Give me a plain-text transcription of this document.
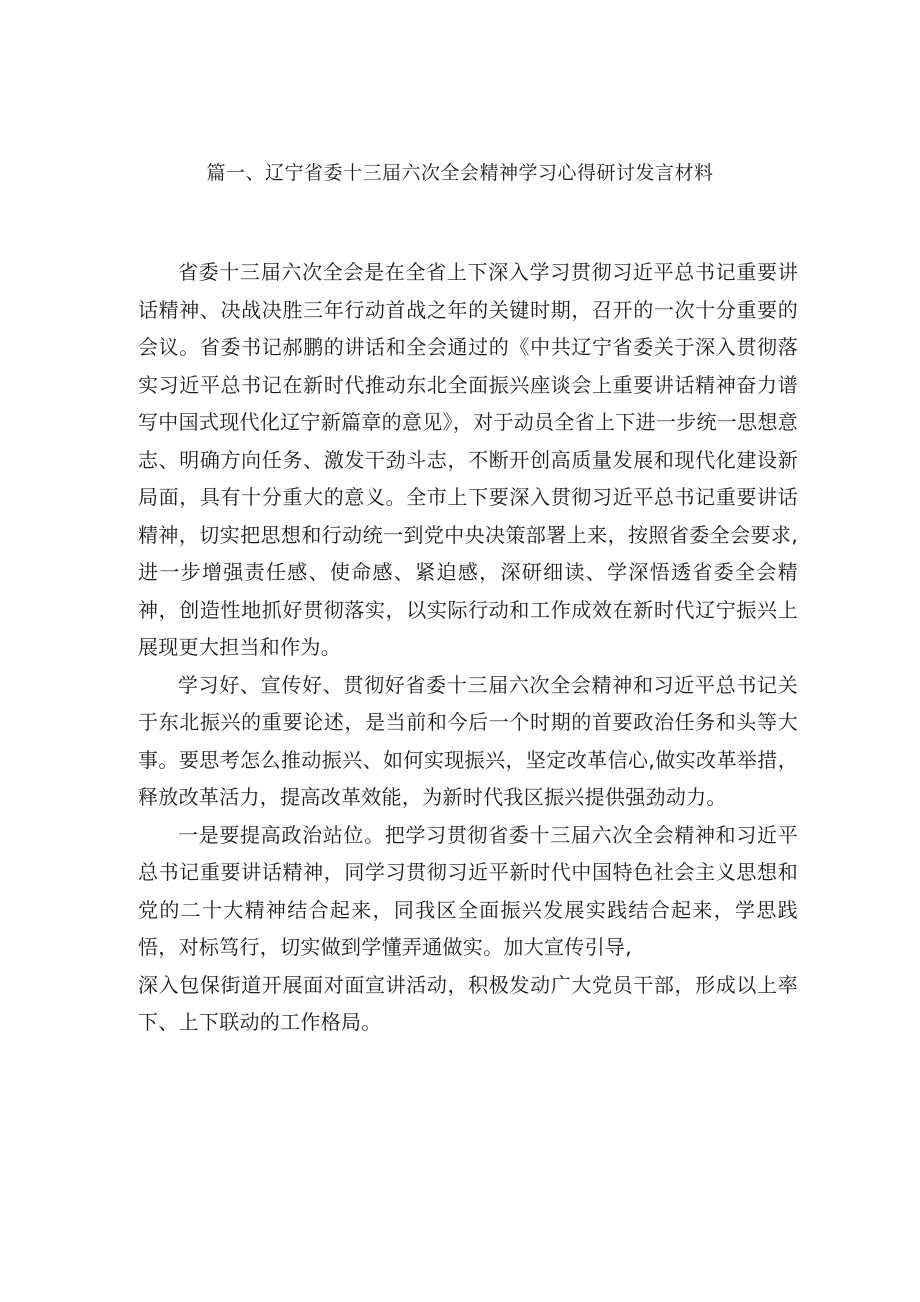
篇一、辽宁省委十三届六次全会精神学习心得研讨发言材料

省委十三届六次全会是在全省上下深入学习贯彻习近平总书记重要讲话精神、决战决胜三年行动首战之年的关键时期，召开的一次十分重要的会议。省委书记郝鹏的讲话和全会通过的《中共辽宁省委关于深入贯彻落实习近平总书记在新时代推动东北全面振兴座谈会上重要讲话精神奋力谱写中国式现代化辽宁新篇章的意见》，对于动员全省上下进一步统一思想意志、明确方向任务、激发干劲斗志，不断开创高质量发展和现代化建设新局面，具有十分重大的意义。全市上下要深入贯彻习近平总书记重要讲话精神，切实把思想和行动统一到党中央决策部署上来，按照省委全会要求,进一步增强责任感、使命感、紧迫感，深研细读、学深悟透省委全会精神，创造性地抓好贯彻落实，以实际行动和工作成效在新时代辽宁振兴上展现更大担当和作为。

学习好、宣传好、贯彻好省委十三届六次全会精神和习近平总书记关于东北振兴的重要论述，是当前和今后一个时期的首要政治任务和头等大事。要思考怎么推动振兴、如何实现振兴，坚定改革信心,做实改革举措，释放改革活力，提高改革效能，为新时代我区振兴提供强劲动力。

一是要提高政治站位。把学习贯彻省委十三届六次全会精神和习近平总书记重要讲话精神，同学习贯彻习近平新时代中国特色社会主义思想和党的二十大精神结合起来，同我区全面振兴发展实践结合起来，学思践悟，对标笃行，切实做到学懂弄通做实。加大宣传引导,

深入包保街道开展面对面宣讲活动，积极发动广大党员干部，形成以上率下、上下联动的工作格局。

---

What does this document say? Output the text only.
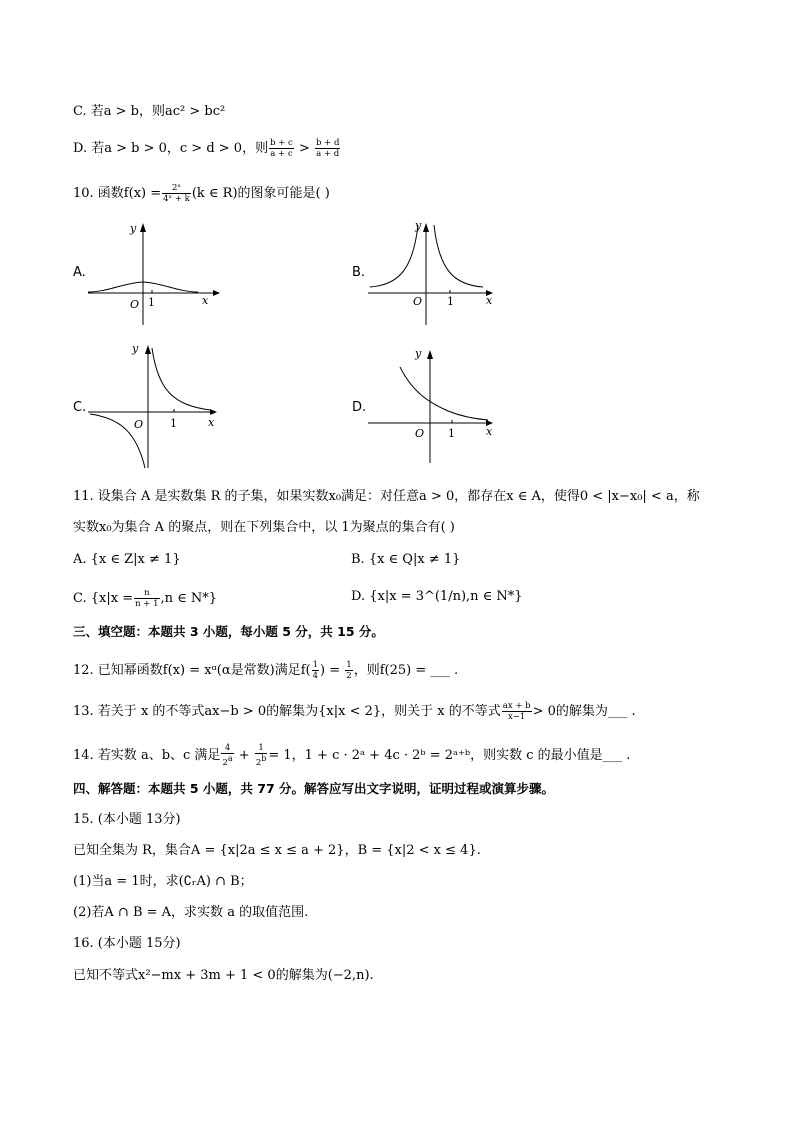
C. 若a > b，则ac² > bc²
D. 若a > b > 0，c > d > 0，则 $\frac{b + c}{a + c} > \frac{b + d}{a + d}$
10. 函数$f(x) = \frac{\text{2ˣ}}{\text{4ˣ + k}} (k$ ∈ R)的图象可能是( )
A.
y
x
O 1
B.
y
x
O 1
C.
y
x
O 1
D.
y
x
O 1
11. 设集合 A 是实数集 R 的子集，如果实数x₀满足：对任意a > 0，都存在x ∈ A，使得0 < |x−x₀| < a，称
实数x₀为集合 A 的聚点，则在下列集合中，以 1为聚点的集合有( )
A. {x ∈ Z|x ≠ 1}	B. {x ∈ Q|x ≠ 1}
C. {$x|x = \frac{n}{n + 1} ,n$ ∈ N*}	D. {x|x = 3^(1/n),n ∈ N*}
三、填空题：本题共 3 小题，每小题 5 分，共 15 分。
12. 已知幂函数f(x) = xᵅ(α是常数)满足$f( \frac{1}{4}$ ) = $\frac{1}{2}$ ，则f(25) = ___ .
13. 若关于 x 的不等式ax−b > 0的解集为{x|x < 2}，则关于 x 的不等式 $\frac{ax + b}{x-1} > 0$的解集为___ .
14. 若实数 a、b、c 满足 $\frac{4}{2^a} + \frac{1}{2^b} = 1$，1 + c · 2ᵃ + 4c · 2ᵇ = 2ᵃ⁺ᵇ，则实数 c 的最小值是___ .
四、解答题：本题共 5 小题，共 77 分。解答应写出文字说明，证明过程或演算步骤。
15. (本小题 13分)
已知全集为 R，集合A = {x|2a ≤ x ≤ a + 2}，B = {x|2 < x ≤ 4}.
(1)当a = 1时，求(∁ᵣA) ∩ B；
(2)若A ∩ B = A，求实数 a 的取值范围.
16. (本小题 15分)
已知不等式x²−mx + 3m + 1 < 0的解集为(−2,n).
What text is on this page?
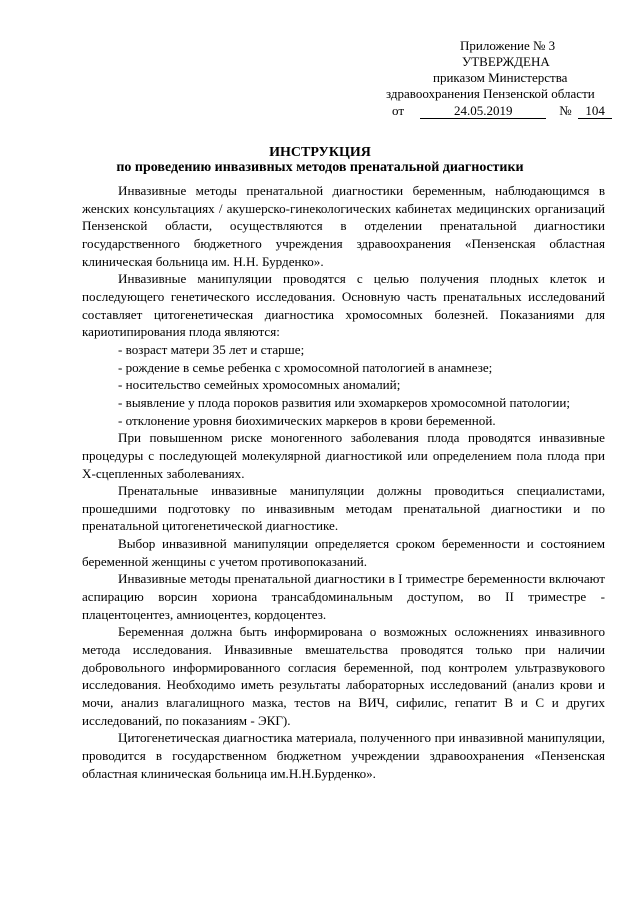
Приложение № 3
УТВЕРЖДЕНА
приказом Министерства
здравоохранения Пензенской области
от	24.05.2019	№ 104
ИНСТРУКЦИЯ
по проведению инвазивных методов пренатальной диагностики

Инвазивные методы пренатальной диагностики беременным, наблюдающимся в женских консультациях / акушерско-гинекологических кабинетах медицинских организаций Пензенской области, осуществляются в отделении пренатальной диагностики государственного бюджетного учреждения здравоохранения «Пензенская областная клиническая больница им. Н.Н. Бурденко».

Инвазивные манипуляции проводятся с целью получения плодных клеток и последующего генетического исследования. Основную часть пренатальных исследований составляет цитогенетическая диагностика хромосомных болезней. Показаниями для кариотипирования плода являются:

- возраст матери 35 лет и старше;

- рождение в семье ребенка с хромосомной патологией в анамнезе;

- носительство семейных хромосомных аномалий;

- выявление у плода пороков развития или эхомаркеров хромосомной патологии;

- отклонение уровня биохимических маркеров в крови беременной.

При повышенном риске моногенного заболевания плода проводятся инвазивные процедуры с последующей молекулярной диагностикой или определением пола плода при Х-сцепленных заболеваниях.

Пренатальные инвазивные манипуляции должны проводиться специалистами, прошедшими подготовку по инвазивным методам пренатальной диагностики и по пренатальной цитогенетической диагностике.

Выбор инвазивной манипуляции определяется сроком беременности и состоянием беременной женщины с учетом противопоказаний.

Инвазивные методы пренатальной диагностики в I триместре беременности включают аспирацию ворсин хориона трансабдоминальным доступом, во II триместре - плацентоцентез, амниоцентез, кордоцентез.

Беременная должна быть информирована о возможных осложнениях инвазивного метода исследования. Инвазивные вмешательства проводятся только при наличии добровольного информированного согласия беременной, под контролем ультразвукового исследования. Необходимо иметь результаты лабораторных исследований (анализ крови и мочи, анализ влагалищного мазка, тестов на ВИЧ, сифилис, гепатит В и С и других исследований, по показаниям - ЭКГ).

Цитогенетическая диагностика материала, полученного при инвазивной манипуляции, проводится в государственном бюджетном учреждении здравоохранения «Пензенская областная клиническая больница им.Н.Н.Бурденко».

### Do this
Show all lines from the records above where the word "хромосомных" occurs.

### Reply
Инвазивные манипуляции проводятся с целью получения плодных клеток и последующего генетического исследования. Основную часть пренатальных исследований составляет цитогенетическая диагностика хромосомных болезней. Показаниями для кариотипирования плода являются:
- носительство семейных хромосомных аномалий;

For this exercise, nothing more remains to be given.